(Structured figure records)
-------

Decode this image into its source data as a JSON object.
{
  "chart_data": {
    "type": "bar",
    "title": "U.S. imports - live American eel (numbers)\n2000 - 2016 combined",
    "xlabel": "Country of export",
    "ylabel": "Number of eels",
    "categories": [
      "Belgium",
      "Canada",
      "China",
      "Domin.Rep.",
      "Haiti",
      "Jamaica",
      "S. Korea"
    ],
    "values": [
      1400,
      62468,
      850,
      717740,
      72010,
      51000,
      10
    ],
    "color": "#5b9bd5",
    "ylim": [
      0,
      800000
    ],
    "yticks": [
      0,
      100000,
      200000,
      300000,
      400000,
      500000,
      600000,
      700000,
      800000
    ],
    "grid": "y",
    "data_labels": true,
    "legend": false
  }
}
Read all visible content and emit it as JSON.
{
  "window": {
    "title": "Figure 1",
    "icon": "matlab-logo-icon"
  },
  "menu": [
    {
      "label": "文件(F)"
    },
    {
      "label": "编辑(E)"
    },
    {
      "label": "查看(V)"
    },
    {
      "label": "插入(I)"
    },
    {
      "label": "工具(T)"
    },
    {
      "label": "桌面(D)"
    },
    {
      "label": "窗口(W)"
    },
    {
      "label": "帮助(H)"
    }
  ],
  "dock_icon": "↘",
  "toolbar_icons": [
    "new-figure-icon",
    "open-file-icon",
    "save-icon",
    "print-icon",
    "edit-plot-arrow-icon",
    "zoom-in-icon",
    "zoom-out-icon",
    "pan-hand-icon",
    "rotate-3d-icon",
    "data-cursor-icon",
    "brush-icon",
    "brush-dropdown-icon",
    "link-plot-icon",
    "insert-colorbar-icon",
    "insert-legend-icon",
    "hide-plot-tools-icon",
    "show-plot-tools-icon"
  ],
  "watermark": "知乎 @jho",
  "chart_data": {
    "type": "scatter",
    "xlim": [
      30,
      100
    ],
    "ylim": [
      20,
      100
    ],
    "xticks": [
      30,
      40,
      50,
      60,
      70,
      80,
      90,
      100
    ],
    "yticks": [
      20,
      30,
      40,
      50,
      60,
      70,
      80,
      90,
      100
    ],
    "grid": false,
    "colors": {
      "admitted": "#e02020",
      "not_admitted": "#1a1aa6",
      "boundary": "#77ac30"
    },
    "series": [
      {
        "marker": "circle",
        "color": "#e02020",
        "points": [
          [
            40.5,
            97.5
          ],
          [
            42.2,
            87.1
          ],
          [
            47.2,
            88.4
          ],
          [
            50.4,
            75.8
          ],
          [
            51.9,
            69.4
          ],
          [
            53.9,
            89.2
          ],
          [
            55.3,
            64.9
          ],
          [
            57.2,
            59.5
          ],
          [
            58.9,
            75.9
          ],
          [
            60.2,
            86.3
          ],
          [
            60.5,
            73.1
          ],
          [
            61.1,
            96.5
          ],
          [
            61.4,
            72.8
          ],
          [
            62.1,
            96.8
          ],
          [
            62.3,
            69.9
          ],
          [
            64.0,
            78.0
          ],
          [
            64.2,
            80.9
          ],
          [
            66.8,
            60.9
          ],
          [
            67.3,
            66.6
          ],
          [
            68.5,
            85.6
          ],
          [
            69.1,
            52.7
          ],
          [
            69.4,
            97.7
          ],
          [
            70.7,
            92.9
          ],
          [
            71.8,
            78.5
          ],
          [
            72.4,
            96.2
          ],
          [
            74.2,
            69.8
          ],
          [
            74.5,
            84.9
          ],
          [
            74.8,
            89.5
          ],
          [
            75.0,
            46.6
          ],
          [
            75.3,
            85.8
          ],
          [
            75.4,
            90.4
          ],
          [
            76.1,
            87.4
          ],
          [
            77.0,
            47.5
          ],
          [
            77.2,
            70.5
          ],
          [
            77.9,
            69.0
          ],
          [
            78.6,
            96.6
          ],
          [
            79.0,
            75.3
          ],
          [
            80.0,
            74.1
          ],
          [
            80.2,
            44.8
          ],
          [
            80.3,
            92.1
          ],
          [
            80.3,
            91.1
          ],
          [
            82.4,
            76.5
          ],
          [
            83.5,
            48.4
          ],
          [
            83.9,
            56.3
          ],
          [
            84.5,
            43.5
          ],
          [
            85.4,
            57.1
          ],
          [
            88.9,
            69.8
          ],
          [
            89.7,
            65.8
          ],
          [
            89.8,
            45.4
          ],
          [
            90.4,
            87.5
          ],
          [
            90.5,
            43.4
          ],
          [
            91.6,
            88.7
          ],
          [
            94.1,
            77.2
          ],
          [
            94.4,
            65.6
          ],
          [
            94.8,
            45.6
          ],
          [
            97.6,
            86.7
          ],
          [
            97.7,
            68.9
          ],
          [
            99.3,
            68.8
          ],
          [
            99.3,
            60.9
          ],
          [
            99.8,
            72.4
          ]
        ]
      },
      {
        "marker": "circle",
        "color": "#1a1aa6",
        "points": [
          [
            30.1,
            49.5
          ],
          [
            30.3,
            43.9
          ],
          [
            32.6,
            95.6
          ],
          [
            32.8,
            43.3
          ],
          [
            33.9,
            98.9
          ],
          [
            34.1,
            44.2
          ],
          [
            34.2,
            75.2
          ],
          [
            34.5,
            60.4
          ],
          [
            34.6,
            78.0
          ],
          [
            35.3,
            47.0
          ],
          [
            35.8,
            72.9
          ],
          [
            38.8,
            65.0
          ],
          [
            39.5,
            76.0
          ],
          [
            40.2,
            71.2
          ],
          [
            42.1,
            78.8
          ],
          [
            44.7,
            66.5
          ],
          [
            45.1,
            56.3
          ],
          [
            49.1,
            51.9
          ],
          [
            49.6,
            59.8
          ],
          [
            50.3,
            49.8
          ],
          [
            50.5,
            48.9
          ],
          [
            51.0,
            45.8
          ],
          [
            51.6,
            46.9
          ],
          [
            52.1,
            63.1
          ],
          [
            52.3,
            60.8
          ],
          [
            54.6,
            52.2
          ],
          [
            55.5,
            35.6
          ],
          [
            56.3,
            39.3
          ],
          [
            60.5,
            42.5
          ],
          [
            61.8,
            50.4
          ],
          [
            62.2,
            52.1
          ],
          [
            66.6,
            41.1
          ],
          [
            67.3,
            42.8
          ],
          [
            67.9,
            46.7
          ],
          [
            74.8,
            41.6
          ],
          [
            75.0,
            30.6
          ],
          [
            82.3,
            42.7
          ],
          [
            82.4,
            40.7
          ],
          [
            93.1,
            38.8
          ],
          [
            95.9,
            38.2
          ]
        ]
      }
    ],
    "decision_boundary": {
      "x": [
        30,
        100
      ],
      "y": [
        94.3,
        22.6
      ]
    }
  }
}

-------

● **Objective**: Repeat the whole listing exactly, keeping every line intact.

● **Correct answer**:
Decode this image into its source data as a JSON object.
{
  "chart_data": {
    "type": "bar",
    "title": "U.S. imports - live American eel (numbers)\n2000 - 2016 combined",
    "xlabel": "Country of export",
    "ylabel": "Number of eels",
    "categories": [
      "Belgium",
      "Canada",
      "China",
      "Domin.Rep.",
      "Haiti",
      "Jamaica",
      "S. Korea"
    ],
    "values": [
      1400,
      62468,
      850,
      717740,
      72010,
      51000,
      10
    ],
    "color": "#5b9bd5",
    "ylim": [
      0,
      800000
    ],
    "yticks": [
      0,
      100000,
      200000,
      300000,
      400000,
      500000,
      600000,
      700000,
      800000
    ],
    "grid": "y",
    "data_labels": true,
    "legend": false
  }
}
Read all visible content and emit it as JSON.
{
  "window": {
    "title": "Figure 1",
    "icon": "matlab-logo-icon"
  },
  "menu": [
    {
      "label": "文件(F)"
    },
    {
      "label": "编辑(E)"
    },
    {
      "label": "查看(V)"
    },
    {
      "label": "插入(I)"
    },
    {
      "label": "工具(T)"
    },
    {
      "label": "桌面(D)"
    },
    {
      "label": "窗口(W)"
    },
    {
      "label": "帮助(H)"
    }
  ],
  "dock_icon": "↘",
  "toolbar_icons": [
    "new-figure-icon",
    "open-file-icon",
    "save-icon",
    "print-icon",
    "edit-plot-arrow-icon",
    "zoom-in-icon",
    "zoom-out-icon",
    "pan-hand-icon",
    "rotate-3d-icon",
    "data-cursor-icon",
    "brush-icon",
    "brush-dropdown-icon",
    "link-plot-icon",
    "insert-colorbar-icon",
    "insert-legend-icon",
    "hide-plot-tools-icon",
    "show-plot-tools-icon"
  ],
  "watermark": "知乎 @jho",
  "chart_data": {
    "type": "scatter",
    "xlim": [
      30,
      100
    ],
    "ylim": [
      20,
      100
    ],
    "xticks": [
      30,
      40,
      50,
      60,
      70,
      80,
      90,
      100
    ],
    "yticks": [
      20,
      30,
      40,
      50,
      60,
      70,
      80,
      90,
      100
    ],
    "grid": false,
    "colors": {
      "admitted": "#e02020",
      "not_admitted": "#1a1aa6",
      "boundary": "#77ac30"
    },
    "series": [
      {
        "marker": "circle",
        "color": "#e02020",
        "points": [
          [
            40.5,
            97.5
          ],
          [
            42.2,
            87.1
          ],
          [
            47.2,
            88.4
          ],
          [
            50.4,
            75.8
          ],
          [
            51.9,
            69.4
          ],
          [
            53.9,
            89.2
          ],
          [
            55.3,
            64.9
          ],
          [
            57.2,
            59.5
          ],
          [
            58.9,
            75.9
          ],
          [
            60.2,
            86.3
          ],
          [
            60.5,
            73.1
          ],
          [
            61.1,
            96.5
          ],
          [
            61.4,
            72.8
          ],
          [
            62.1,
            96.8
          ],
          [
            62.3,
            69.9
          ],
          [
            64.0,
            78.0
          ],
          [
            64.2,
            80.9
          ],
          [
            66.8,
            60.9
          ],
          [
            67.3,
            66.6
          ],
          [
            68.5,
            85.6
          ],
          [
            69.1,
            52.7
          ],
          [
            69.4,
            97.7
          ],
          [
            70.7,
            92.9
          ],
          [
            71.8,
            78.5
          ],
          [
            72.4,
            96.2
          ],
          [
            74.2,
            69.8
          ],
          [
            74.5,
            84.9
          ],
          [
            74.8,
            89.5
          ],
          [
            75.0,
            46.6
          ],
          [
            75.3,
            85.8
          ],
          [
            75.4,
            90.4
          ],
          [
            76.1,
            87.4
          ],
          [
            77.0,
            47.5
          ],
          [
            77.2,
            70.5
          ],
          [
            77.9,
            69.0
          ],
          [
            78.6,
            96.6
          ],
          [
            79.0,
            75.3
          ],
          [
            80.0,
            74.1
          ],
          [
            80.2,
            44.8
          ],
          [
            80.3,
            92.1
          ],
          [
            80.3,
            91.1
          ],
          [
            82.4,
            76.5
          ],
          [
            83.5,
            48.4
          ],
          [
            83.9,
            56.3
          ],
          [
            84.5,
            43.5
          ],
          [
            85.4,
            57.1
          ],
          [
            88.9,
            69.8
          ],
          [
            89.7,
            65.8
          ],
          [
            89.8,
            45.4
          ],
          [
            90.4,
            87.5
          ],
          [
            90.5,
            43.4
          ],
          [
            91.6,
            88.7
          ],
          [
            94.1,
            77.2
          ],
          [
            94.4,
            65.6
          ],
          [
            94.8,
            45.6
          ],
          [
            97.6,
            86.7
          ],
          [
            97.7,
            68.9
          ],
          [
            99.3,
            68.8
          ],
          [
            99.3,
            60.9
          ],
          [
            99.8,
            72.4
          ]
        ]
      },
      {
        "marker": "circle",
        "color": "#1a1aa6",
        "points": [
          [
            30.1,
            49.5
          ],
          [
            30.3,
            43.9
          ],
          [
            32.6,
            95.6
          ],
          [
            32.8,
            43.3
          ],
          [
            33.9,
            98.9
          ],
          [
            34.1,
            44.2
          ],
          [
            34.2,
            75.2
          ],
          [
            34.5,
            60.4
          ],
          [
            34.6,
            78.0
          ],
          [
            35.3,
            47.0
          ],
          [
            35.8,
            72.9
          ],
          [
            38.8,
            65.0
          ],
          [
            39.5,
            76.0
          ],
          [
            40.2,
            71.2
          ],
          [
            42.1,
            78.8
          ],
          [
            44.7,
            66.5
          ],
          [
            45.1,
            56.3
          ],
          [
            49.1,
            51.9
          ],
          [
            49.6,
            59.8
          ],
          [
            50.3,
            49.8
          ],
          [
            50.5,
            48.9
          ],
          [
            51.0,
            45.8
          ],
          [
            51.6,
            46.9
          ],
          [
            52.1,
            63.1
          ],
          [
            52.3,
            60.8
          ],
          [
            54.6,
            52.2
          ],
          [
            55.5,
            35.6
          ],
          [
            56.3,
            39.3
          ],
          [
            60.5,
            42.5
          ],
          [
            61.8,
            50.4
          ],
          [
            62.2,
            52.1
          ],
          [
            66.6,
            41.1
          ],
          [
            67.3,
            42.8
          ],
          [
            67.9,
            46.7
          ],
          [
            74.8,
            41.6
          ],
          [
            75.0,
            30.6
          ],
          [
            82.3,
            42.7
          ],
          [
            82.4,
            40.7
          ],
          [
            93.1,
            38.8
          ],
          [
            95.9,
            38.2
          ]
        ]
      }
    ],
    "decision_boundary": {
      "x": [
        30,
        100
      ],
      "y": [
        94.3,
        22.6
      ]
    }
  }
}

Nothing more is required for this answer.